=== MATERIAL PROVIDED ===

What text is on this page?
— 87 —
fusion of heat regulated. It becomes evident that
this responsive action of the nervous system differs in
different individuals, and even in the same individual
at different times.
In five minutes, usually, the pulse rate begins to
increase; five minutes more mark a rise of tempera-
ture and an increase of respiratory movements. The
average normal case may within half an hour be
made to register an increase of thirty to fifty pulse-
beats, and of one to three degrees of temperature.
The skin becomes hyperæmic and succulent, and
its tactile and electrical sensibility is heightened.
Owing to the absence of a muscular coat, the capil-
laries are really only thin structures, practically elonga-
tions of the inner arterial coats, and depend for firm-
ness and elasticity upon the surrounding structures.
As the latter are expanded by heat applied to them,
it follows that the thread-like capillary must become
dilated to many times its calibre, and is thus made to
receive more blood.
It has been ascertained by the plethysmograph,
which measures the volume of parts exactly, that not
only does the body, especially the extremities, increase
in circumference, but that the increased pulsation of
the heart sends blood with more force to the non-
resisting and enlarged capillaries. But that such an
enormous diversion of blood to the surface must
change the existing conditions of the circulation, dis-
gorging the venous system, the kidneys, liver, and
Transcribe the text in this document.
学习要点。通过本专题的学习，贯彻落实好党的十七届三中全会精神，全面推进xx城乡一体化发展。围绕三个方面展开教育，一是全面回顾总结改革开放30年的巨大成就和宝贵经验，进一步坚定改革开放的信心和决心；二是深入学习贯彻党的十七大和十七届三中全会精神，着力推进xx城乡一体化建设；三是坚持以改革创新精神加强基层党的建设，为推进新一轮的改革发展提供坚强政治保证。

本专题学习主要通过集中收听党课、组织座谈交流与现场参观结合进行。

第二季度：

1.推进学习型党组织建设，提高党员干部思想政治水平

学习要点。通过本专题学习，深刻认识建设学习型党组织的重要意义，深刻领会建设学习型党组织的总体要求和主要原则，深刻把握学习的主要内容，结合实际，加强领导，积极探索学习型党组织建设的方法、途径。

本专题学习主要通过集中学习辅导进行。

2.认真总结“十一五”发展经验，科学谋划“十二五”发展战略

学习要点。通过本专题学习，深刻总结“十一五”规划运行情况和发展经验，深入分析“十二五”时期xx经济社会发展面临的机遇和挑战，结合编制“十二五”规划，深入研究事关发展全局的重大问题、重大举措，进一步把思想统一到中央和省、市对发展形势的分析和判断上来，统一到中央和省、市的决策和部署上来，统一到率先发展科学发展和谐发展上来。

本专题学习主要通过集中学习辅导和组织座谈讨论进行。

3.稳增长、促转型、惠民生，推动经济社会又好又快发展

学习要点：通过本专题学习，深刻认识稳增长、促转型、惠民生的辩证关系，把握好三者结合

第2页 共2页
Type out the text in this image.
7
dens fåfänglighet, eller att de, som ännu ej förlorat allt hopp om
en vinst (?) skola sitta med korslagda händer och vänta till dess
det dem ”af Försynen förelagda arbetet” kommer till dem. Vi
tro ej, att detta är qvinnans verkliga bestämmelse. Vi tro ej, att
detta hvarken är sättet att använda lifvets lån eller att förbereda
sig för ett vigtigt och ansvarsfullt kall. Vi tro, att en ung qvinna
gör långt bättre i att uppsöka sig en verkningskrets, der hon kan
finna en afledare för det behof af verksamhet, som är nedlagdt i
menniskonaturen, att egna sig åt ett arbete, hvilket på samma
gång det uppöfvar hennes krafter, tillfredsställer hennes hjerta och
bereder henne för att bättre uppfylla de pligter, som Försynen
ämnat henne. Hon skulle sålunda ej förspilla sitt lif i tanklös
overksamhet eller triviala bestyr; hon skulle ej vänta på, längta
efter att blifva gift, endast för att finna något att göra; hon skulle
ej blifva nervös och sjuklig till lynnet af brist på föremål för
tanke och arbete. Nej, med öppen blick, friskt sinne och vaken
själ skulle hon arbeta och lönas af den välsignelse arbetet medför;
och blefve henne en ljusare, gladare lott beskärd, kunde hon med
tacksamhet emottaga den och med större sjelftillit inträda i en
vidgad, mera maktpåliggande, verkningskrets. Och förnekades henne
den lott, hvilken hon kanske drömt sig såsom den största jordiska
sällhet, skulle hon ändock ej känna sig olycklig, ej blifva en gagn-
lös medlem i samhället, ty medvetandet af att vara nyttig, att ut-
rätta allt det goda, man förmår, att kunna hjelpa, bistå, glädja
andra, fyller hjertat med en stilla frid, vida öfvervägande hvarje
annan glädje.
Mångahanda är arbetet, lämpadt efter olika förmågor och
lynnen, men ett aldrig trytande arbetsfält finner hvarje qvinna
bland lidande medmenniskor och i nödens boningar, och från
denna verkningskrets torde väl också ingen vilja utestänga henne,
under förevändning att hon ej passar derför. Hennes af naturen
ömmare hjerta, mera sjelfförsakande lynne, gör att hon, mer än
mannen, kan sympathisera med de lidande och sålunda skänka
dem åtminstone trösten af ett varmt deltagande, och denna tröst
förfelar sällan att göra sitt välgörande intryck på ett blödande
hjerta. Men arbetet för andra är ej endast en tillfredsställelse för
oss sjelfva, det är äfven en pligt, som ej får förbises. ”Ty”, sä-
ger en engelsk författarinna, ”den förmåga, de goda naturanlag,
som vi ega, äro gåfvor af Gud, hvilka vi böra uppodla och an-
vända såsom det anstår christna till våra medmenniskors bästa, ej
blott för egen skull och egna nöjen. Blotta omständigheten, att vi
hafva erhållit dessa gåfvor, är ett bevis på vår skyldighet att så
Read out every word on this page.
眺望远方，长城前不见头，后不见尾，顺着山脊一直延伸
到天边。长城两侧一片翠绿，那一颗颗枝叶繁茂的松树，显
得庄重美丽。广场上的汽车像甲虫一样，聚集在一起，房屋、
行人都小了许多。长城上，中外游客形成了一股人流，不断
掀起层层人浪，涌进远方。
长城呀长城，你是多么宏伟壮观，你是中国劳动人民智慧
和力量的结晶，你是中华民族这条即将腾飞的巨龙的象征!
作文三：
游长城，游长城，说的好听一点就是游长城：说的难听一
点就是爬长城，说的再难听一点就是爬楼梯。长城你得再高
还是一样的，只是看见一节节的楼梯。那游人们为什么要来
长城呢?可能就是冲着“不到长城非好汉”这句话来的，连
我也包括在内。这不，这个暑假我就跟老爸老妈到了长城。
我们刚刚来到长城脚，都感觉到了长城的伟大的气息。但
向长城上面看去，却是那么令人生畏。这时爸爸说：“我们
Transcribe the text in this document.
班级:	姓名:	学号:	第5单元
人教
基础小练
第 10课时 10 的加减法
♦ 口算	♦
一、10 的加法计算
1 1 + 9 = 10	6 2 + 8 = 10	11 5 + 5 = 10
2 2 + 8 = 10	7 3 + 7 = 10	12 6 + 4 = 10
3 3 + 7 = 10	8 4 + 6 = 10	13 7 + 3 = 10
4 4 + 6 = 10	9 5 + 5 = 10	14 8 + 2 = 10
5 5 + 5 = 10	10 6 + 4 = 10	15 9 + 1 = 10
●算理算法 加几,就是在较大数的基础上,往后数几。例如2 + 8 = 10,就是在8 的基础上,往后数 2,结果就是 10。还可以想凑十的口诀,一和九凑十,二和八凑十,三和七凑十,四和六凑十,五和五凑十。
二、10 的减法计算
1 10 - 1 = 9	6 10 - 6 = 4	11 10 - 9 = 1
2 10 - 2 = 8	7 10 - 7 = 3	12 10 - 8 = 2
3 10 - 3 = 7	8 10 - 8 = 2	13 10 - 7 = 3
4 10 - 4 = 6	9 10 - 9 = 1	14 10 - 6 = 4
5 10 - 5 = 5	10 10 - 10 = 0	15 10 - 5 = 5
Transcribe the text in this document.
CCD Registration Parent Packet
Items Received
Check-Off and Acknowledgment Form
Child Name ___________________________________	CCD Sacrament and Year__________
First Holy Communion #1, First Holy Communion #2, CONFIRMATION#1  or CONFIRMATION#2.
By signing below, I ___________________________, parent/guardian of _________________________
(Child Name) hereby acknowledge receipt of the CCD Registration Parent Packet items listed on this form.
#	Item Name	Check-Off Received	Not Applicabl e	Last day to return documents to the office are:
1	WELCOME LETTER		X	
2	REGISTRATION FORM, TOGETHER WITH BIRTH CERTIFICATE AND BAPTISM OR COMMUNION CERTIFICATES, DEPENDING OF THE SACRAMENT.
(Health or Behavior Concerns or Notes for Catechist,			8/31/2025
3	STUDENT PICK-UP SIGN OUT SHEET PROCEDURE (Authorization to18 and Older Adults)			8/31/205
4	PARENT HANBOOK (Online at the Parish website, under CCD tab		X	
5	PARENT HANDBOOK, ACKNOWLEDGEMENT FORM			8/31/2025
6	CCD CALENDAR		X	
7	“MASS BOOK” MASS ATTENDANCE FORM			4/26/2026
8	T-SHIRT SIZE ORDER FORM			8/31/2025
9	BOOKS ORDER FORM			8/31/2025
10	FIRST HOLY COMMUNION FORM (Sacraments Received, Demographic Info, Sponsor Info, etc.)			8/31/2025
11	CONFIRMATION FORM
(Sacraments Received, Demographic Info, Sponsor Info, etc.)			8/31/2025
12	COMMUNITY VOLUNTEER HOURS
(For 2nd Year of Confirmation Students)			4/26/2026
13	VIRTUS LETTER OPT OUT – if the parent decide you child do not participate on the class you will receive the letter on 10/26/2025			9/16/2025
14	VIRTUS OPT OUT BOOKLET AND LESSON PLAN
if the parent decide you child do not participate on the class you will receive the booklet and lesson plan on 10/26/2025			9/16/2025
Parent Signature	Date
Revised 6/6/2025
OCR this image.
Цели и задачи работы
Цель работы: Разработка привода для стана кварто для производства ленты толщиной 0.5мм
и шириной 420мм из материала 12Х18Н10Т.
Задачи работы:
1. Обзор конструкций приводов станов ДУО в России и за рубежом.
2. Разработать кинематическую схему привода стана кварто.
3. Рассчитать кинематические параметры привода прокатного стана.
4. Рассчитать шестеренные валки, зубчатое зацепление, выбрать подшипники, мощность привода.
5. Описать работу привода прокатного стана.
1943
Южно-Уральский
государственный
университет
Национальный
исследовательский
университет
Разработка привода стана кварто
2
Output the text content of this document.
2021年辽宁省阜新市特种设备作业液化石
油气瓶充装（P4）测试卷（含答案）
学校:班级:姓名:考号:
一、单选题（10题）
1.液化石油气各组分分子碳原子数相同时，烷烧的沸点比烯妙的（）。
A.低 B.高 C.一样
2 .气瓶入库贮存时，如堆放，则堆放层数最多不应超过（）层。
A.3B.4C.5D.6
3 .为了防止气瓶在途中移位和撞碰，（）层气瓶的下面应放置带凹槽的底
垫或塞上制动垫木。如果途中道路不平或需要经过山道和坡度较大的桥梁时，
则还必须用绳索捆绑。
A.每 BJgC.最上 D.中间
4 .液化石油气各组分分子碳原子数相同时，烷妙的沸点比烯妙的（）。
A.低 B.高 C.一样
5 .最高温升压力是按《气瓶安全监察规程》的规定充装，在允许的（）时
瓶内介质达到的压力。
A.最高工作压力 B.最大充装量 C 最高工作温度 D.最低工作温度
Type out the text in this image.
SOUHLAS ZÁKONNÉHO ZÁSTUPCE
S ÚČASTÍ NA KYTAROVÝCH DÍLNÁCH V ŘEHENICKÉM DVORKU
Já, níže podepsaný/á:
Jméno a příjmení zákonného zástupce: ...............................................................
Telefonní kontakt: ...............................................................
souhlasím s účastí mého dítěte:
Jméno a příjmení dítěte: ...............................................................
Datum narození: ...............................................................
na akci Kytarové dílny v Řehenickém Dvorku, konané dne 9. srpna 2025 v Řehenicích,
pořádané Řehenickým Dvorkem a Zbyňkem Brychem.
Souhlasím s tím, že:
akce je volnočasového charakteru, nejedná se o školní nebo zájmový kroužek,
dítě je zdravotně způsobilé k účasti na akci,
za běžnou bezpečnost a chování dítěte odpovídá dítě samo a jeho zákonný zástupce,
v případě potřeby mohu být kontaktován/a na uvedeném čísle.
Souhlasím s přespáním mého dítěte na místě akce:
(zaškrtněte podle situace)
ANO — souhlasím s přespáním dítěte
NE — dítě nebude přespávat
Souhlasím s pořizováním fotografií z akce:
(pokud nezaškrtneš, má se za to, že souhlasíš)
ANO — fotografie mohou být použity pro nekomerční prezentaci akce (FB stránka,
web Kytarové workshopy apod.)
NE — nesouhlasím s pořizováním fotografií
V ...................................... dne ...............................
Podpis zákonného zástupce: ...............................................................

===

TASK PROMPT >> Show all lines from the data above in which the word "hvarje" appears.

RESULT OF THE EXERCISE >>
andra, fyller hjertat med en stilla frid, vida öfvervägande hvarje
lynnen, men ett aldrig trytande arbetsfält finner hvarje qvinna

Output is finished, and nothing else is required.